+++ Exercise material +++
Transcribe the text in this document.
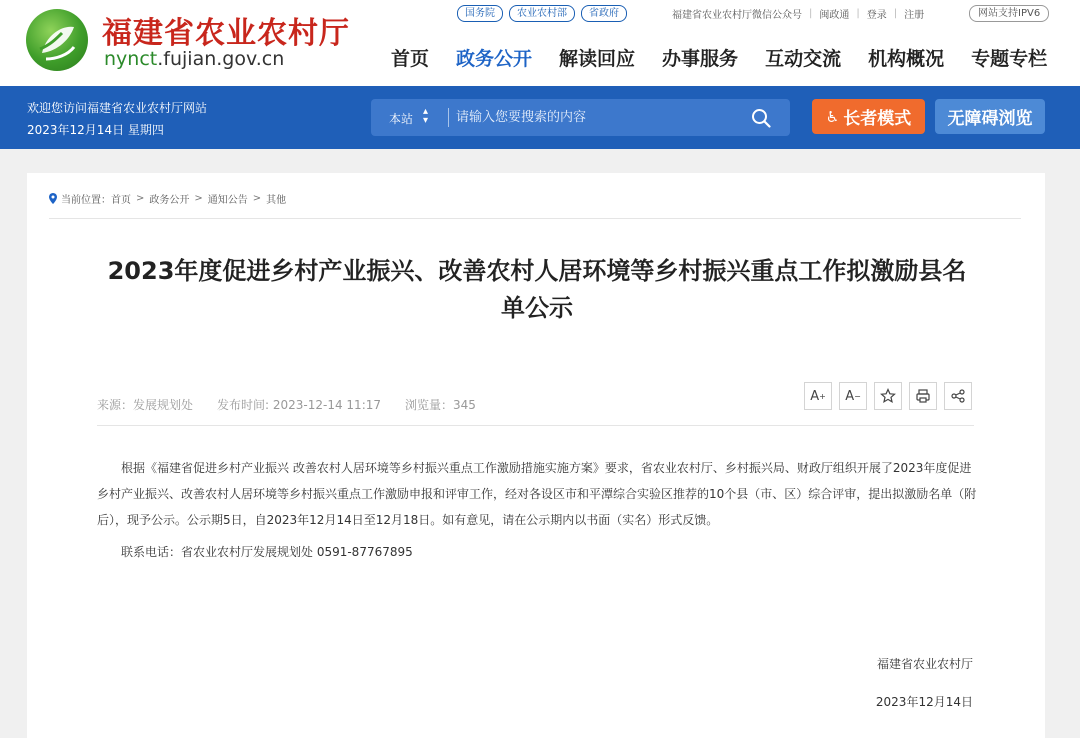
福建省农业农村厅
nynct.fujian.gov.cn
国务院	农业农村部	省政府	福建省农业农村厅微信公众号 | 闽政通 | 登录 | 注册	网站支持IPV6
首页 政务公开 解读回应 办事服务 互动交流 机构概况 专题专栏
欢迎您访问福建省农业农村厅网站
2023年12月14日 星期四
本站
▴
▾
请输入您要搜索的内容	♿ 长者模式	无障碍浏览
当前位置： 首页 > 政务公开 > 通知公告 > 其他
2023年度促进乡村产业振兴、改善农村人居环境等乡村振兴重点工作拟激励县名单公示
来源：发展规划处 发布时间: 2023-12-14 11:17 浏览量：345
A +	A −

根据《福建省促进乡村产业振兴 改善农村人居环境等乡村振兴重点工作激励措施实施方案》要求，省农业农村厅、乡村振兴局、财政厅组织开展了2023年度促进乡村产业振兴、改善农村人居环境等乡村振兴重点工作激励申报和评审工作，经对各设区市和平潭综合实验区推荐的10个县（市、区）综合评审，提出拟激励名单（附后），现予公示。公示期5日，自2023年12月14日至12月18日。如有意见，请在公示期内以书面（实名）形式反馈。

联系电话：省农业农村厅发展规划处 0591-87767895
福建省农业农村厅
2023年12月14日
+++
+++ Exercise material +++
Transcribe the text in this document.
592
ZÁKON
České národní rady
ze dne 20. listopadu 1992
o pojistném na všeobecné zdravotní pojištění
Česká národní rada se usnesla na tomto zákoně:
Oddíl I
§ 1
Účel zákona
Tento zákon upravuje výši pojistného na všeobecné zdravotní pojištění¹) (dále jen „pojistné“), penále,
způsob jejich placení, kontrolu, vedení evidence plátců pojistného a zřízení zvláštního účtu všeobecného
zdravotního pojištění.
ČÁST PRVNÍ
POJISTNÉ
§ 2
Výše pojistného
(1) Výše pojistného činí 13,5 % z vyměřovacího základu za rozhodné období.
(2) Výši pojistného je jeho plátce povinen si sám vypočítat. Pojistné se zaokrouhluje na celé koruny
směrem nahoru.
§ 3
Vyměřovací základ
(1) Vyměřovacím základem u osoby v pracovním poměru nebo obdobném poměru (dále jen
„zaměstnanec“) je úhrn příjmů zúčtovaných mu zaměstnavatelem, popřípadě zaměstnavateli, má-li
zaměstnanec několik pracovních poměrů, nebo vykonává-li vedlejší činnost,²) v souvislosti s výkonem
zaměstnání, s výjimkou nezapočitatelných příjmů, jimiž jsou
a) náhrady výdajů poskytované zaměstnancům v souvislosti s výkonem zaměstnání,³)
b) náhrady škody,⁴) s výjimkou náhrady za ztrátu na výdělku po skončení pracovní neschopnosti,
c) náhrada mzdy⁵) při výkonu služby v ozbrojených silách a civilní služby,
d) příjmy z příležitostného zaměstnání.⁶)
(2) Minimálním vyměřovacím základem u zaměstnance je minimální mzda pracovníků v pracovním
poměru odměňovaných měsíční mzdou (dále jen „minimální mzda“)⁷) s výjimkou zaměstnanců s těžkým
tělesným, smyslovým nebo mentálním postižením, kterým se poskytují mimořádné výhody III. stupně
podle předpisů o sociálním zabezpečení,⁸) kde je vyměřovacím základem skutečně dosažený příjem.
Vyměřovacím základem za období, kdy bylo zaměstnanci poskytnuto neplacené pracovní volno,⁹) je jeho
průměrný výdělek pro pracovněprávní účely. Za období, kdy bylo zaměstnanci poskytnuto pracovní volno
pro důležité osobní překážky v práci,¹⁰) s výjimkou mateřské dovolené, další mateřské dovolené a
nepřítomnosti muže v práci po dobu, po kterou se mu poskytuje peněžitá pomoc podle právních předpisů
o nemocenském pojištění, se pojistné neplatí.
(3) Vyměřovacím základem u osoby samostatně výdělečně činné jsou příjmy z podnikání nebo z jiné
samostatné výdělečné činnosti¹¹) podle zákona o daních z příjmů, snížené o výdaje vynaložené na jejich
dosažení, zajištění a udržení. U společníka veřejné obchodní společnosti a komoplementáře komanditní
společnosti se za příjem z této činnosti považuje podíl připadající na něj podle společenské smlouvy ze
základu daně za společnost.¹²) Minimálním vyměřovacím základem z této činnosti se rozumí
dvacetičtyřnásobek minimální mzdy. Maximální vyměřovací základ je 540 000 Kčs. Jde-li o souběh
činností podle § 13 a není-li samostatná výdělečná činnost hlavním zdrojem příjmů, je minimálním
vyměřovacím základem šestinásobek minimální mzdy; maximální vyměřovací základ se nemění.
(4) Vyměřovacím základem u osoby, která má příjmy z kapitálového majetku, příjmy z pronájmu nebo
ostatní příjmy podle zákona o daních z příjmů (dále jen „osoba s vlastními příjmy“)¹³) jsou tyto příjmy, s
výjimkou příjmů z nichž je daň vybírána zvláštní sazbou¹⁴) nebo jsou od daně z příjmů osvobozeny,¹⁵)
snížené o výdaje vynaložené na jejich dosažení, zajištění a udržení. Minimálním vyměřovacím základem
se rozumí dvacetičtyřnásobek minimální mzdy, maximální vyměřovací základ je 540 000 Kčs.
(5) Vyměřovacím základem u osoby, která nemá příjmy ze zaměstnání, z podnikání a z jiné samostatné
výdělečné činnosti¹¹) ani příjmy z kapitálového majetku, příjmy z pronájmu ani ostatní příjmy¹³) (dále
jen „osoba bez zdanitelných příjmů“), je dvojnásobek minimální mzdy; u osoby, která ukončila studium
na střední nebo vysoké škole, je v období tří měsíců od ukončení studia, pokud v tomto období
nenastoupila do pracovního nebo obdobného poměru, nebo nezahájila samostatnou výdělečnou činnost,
+++
§ What to work on:
Reply with one number: the count of lines in the entries that include the word "samostatné".

§ Exercise output:
2